— WORK REQUIRED —
Write out all of the data without omission, exactly as shown.

* START DATA FOR PROCESSING *

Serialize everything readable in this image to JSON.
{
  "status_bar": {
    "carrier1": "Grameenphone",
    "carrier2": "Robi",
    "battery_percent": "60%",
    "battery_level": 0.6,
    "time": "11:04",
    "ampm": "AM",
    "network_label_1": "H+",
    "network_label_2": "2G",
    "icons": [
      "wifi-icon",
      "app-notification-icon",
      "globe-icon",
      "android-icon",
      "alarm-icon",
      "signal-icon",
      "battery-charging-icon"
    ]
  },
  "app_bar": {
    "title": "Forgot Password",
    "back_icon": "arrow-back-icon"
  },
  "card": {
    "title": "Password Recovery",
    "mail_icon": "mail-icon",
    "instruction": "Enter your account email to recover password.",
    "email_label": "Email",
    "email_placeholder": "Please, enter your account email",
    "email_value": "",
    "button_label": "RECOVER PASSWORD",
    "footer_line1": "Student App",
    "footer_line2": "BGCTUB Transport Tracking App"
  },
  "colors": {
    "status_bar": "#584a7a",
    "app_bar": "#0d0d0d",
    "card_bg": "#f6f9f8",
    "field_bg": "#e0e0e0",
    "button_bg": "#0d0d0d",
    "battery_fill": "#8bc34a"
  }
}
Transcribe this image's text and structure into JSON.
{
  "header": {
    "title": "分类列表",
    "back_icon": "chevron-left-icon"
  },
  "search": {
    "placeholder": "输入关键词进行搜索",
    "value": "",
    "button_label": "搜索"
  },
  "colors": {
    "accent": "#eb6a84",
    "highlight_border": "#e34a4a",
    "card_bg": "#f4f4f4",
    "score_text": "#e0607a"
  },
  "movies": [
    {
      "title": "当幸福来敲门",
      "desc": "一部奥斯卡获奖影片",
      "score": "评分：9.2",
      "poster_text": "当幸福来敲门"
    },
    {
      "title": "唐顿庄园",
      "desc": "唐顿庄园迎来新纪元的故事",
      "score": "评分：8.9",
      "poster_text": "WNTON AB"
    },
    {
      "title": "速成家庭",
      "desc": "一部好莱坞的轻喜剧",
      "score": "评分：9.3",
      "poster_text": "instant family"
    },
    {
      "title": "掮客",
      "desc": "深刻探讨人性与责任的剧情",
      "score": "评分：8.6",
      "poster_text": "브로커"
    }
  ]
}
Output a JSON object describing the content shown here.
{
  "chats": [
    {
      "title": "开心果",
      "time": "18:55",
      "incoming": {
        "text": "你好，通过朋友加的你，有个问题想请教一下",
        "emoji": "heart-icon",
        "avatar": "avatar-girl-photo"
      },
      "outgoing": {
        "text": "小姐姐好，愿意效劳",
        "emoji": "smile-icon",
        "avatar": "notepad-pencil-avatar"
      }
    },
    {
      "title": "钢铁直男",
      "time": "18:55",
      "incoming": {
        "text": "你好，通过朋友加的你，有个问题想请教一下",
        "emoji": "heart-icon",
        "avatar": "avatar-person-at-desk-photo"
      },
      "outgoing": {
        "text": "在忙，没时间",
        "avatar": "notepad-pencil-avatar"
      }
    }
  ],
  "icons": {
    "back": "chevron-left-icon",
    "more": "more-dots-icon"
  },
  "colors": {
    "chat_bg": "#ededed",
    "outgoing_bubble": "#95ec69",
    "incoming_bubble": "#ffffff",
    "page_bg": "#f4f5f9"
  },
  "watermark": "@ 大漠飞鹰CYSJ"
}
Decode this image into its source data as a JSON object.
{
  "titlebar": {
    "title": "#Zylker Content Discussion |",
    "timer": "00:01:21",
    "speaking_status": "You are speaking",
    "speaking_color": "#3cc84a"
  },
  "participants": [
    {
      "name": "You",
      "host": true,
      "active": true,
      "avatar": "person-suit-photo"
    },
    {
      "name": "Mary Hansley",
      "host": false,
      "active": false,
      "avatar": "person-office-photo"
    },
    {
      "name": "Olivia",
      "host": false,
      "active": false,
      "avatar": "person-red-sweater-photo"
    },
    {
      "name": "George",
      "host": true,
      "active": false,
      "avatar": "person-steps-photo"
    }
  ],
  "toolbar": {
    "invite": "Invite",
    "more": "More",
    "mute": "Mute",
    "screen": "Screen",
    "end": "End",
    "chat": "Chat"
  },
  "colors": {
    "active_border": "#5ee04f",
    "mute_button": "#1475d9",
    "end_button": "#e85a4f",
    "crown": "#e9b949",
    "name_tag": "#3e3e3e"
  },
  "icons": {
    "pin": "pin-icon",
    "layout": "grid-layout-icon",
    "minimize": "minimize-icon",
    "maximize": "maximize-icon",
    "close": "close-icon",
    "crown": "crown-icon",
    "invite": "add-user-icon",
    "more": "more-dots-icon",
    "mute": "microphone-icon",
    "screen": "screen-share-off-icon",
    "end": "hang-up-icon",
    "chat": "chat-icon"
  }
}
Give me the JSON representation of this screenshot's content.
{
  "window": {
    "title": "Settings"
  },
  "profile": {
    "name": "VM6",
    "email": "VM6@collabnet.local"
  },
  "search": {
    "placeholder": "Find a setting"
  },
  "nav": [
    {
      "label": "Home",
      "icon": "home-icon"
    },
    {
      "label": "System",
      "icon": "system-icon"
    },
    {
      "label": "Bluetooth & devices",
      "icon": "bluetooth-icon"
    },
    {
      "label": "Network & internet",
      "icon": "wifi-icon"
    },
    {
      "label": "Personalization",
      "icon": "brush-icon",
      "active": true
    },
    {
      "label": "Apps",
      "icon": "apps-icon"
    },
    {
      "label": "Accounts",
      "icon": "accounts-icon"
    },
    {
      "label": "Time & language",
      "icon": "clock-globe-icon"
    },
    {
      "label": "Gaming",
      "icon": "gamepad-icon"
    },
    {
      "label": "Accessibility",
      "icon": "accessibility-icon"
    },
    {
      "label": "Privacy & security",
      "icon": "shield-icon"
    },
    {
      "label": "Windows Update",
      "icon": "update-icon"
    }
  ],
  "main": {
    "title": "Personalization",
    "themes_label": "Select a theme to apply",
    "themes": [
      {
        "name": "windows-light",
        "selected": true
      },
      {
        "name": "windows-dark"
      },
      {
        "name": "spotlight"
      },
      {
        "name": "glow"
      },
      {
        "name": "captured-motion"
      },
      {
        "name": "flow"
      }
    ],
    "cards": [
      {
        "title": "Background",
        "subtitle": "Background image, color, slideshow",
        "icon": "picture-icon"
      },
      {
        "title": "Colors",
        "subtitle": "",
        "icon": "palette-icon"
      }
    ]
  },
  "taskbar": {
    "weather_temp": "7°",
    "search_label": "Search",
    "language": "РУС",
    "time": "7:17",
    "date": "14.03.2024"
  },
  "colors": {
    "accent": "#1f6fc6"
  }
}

* END DATA FOR PROCESSING *

— IN RESPONSE —
Serialize everything readable in this image to JSON.
{
  "status_bar": {
    "carrier1": "Grameenphone",
    "carrier2": "Robi",
    "battery_percent": "60%",
    "battery_level": 0.6,
    "time": "11:04",
    "ampm": "AM",
    "network_label_1": "H+",
    "network_label_2": "2G",
    "icons": [
      "wifi-icon",
      "app-notification-icon",
      "globe-icon",
      "android-icon",
      "alarm-icon",
      "signal-icon",
      "battery-charging-icon"
    ]
  },
  "app_bar": {
    "title": "Forgot Password",
    "back_icon": "arrow-back-icon"
  },
  "card": {
    "title": "Password Recovery",
    "mail_icon": "mail-icon",
    "instruction": "Enter your account email to recover password.",
    "email_label": "Email",
    "email_placeholder": "Please, enter your account email",
    "email_value": "",
    "button_label": "RECOVER PASSWORD",
    "footer_line1": "Student App",
    "footer_line2": "BGCTUB Transport Tracking App"
  },
  "colors": {
    "status_bar": "#584a7a",
    "app_bar": "#0d0d0d",
    "card_bg": "#f6f9f8",
    "field_bg": "#e0e0e0",
    "button_bg": "#0d0d0d",
    "battery_fill": "#8bc34a"
  }
}
Transcribe this image's text and structure into JSON.
{
  "header": {
    "title": "分类列表",
    "back_icon": "chevron-left-icon"
  },
  "search": {
    "placeholder": "输入关键词进行搜索",
    "value": "",
    "button_label": "搜索"
  },
  "colors": {
    "accent": "#eb6a84",
    "highlight_border": "#e34a4a",
    "card_bg": "#f4f4f4",
    "score_text": "#e0607a"
  },
  "movies": [
    {
      "title": "当幸福来敲门",
      "desc": "一部奥斯卡获奖影片",
      "score": "评分：9.2",
      "poster_text": "当幸福来敲门"
    },
    {
      "title": "唐顿庄园",
      "desc": "唐顿庄园迎来新纪元的故事",
      "score": "评分：8.9",
      "poster_text": "WNTON AB"
    },
    {
      "title": "速成家庭",
      "desc": "一部好莱坞的轻喜剧",
      "score": "评分：9.3",
      "poster_text": "instant family"
    },
    {
      "title": "掮客",
      "desc": "深刻探讨人性与责任的剧情",
      "score": "评分：8.6",
      "poster_text": "브로커"
    }
  ]
}
Output a JSON object describing the content shown here.
{
  "chats": [
    {
      "title": "开心果",
      "time": "18:55",
      "incoming": {
        "text": "你好，通过朋友加的你，有个问题想请教一下",
        "emoji": "heart-icon",
        "avatar": "avatar-girl-photo"
      },
      "outgoing": {
        "text": "小姐姐好，愿意效劳",
        "emoji": "smile-icon",
        "avatar": "notepad-pencil-avatar"
      }
    },
    {
      "title": "钢铁直男",
      "time": "18:55",
      "incoming": {
        "text": "你好，通过朋友加的你，有个问题想请教一下",
        "emoji": "heart-icon",
        "avatar": "avatar-person-at-desk-photo"
      },
      "outgoing": {
        "text": "在忙，没时间",
        "avatar": "notepad-pencil-avatar"
      }
    }
  ],
  "icons": {
    "back": "chevron-left-icon",
    "more": "more-dots-icon"
  },
  "colors": {
    "chat_bg": "#ededed",
    "outgoing_bubble": "#95ec69",
    "incoming_bubble": "#ffffff",
    "page_bg": "#f4f5f9"
  },
  "watermark": "@ 大漠飞鹰CYSJ"
}
Decode this image into its source data as a JSON object.
{
  "titlebar": {
    "title": "#Zylker Content Discussion |",
    "timer": "00:01:21",
    "speaking_status": "You are speaking",
    "speaking_color": "#3cc84a"
  },
  "participants": [
    {
      "name": "You",
      "host": true,
      "active": true,
      "avatar": "person-suit-photo"
    },
    {
      "name": "Mary Hansley",
      "host": false,
      "active": false,
      "avatar": "person-office-photo"
    },
    {
      "name": "Olivia",
      "host": false,
      "active": false,
      "avatar": "person-red-sweater-photo"
    },
    {
      "name": "George",
      "host": true,
      "active": false,
      "avatar": "person-steps-photo"
    }
  ],
  "toolbar": {
    "invite": "Invite",
    "more": "More",
    "mute": "Mute",
    "screen": "Screen",
    "end": "End",
    "chat": "Chat"
  },
  "colors": {
    "active_border": "#5ee04f",
    "mute_button": "#1475d9",
    "end_button": "#e85a4f",
    "crown": "#e9b949",
    "name_tag": "#3e3e3e"
  },
  "icons": {
    "pin": "pin-icon",
    "layout": "grid-layout-icon",
    "minimize": "minimize-icon",
    "maximize": "maximize-icon",
    "close": "close-icon",
    "crown": "crown-icon",
    "invite": "add-user-icon",
    "more": "more-dots-icon",
    "mute": "microphone-icon",
    "screen": "screen-share-off-icon",
    "end": "hang-up-icon",
    "chat": "chat-icon"
  }
}
Give me the JSON representation of this screenshot's content.
{
  "window": {
    "title": "Settings"
  },
  "profile": {
    "name": "VM6",
    "email": "VM6@collabnet.local"
  },
  "search": {
    "placeholder": "Find a setting"
  },
  "nav": [
    {
      "label": "Home",
      "icon": "home-icon"
    },
    {
      "label": "System",
      "icon": "system-icon"
    },
    {
      "label": "Bluetooth & devices",
      "icon": "bluetooth-icon"
    },
    {
      "label": "Network & internet",
      "icon": "wifi-icon"
    },
    {
      "label": "Personalization",
      "icon": "brush-icon",
      "active": true
    },
    {
      "label": "Apps",
      "icon": "apps-icon"
    },
    {
      "label": "Accounts",
      "icon": "accounts-icon"
    },
    {
      "label": "Time & language",
      "icon": "clock-globe-icon"
    },
    {
      "label": "Gaming",
      "icon": "gamepad-icon"
    },
    {
      "label": "Accessibility",
      "icon": "accessibility-icon"
    },
    {
      "label": "Privacy & security",
      "icon": "shield-icon"
    },
    {
      "label": "Windows Update",
      "icon": "update-icon"
    }
  ],
  "main": {
    "title": "Personalization",
    "themes_label": "Select a theme to apply",
    "themes": [
      {
        "name": "windows-light",
        "selected": true
      },
      {
        "name": "windows-dark"
      },
      {
        "name": "spotlight"
      },
      {
        "name": "glow"
      },
      {
        "name": "captured-motion"
      },
      {
        "name": "flow"
      }
    ],
    "cards": [
      {
        "title": "Background",
        "subtitle": "Background image, color, slideshow",
        "icon": "picture-icon"
      },
      {
        "title": "Colors",
        "subtitle": "",
        "icon": "palette-icon"
      }
    ]
  },
  "taskbar": {
    "weather_temp": "7°",
    "search_label": "Search",
    "language": "РУС",
    "time": "7:17",
    "date": "14.03.2024"
  },
  "colors": {
    "accent": "#1f6fc6"
  }
}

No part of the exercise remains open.